Reproduce every line of the material below, but drop the pictures.
____________
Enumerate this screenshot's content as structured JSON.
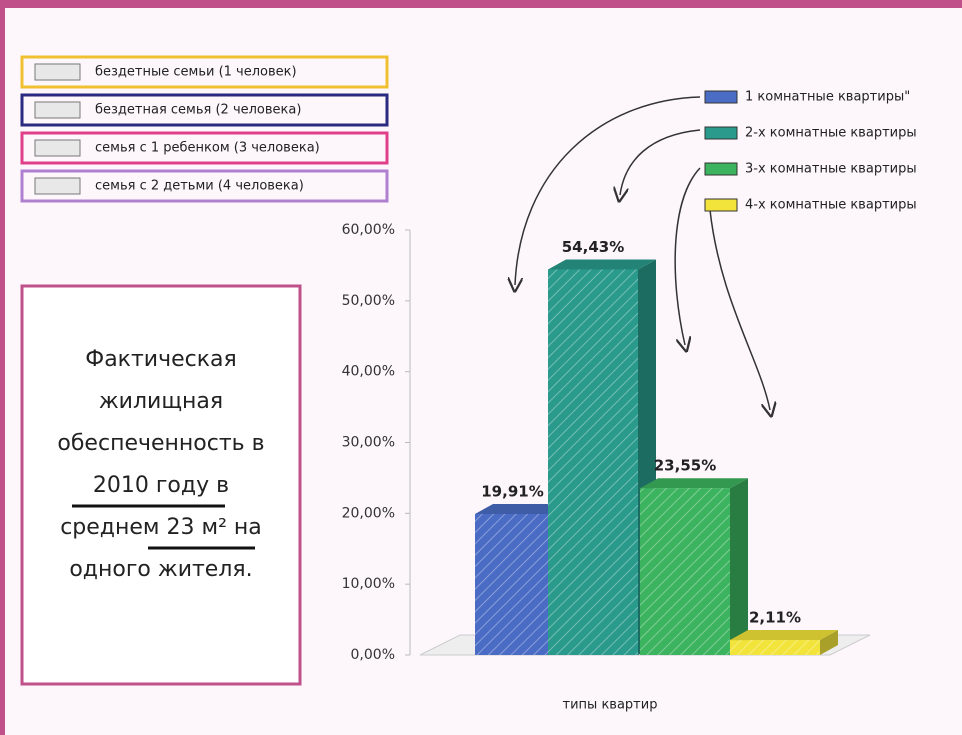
{
  "chart_data": {
    "type": "bar",
    "categories": [
      "1 комнатные квартиры\"",
      "2-х комнатные квартиры",
      "3-х комнатные квартиры",
      "4-х комнатные квартиры"
    ],
    "values": [
      19.91,
      54.43,
      23.55,
      2.11
    ],
    "value_labels": [
      "19,91%",
      "54,43%",
      "23,55%",
      "2,11%"
    ],
    "colors": [
      "#4a6cc4",
      "#2a9a8c",
      "#3cb35e",
      "#f2e43a"
    ],
    "ylim": [
      0,
      60
    ],
    "yticks": [
      {
        "value": 0,
        "label": "0,00%"
      },
      {
        "value": 10,
        "label": "10,00%"
      },
      {
        "value": 20,
        "label": "20,00%"
      },
      {
        "value": 30,
        "label": "30,00%"
      },
      {
        "value": 40,
        "label": "40,00%"
      },
      {
        "value": 50,
        "label": "50,00%"
      },
      {
        "value": 60,
        "label": "60,00%"
      }
    ],
    "xlabel": "типы квартир",
    "family_legend": [
      "бездетные семьи (1 человек)",
      "бездетная семья (2 человека)",
      "семья с 1 ребенком (3 человека)",
      "семья с 2 детьми (4 человека)"
    ],
    "family_colors": [
      "#f0c030",
      "#2a2a80",
      "#e0408a",
      "#b080d0"
    ],
    "note_lines": [
      "Фактическая",
      "жилищная",
      "обеспеченность в",
      "2010 году  в",
      "среднем 23 м² на",
      "одного жителя."
    ]
  }
}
____________
- Output -
Enumerate this screenshot's content as structured JSON.
{
  "chart_data": {
    "type": "bar",
    "categories": [
      "1 комнатные квартиры\"",
      "2-х комнатные квартиры",
      "3-х комнатные квартиры",
      "4-х комнатные квартиры"
    ],
    "values": [
      19.91,
      54.43,
      23.55,
      2.11
    ],
    "value_labels": [
      "19,91%",
      "54,43%",
      "23,55%",
      "2,11%"
    ],
    "colors": [
      "#4a6cc4",
      "#2a9a8c",
      "#3cb35e",
      "#f2e43a"
    ],
    "ylim": [
      0,
      60
    ],
    "yticks": [
      {
        "value": 0,
        "label": "0,00%"
      },
      {
        "value": 10,
        "label": "10,00%"
      },
      {
        "value": 20,
        "label": "20,00%"
      },
      {
        "value": 30,
        "label": "30,00%"
      },
      {
        "value": 40,
        "label": "40,00%"
      },
      {
        "value": 50,
        "label": "50,00%"
      },
      {
        "value": 60,
        "label": "60,00%"
      }
    ],
    "xlabel": "типы квартир",
    "family_legend": [
      "бездетные семьи (1 человек)",
      "бездетная семья (2 человека)",
      "семья с 1 ребенком (3 человека)",
      "семья с 2 детьми (4 человека)"
    ],
    "family_colors": [
      "#f0c030",
      "#2a2a80",
      "#e0408a",
      "#b080d0"
    ],
    "note_lines": [
      "Фактическая",
      "жилищная",
      "обеспеченность в",
      "2010 году  в",
      "среднем 23 м² на",
      "одного жителя."
    ]
  }
}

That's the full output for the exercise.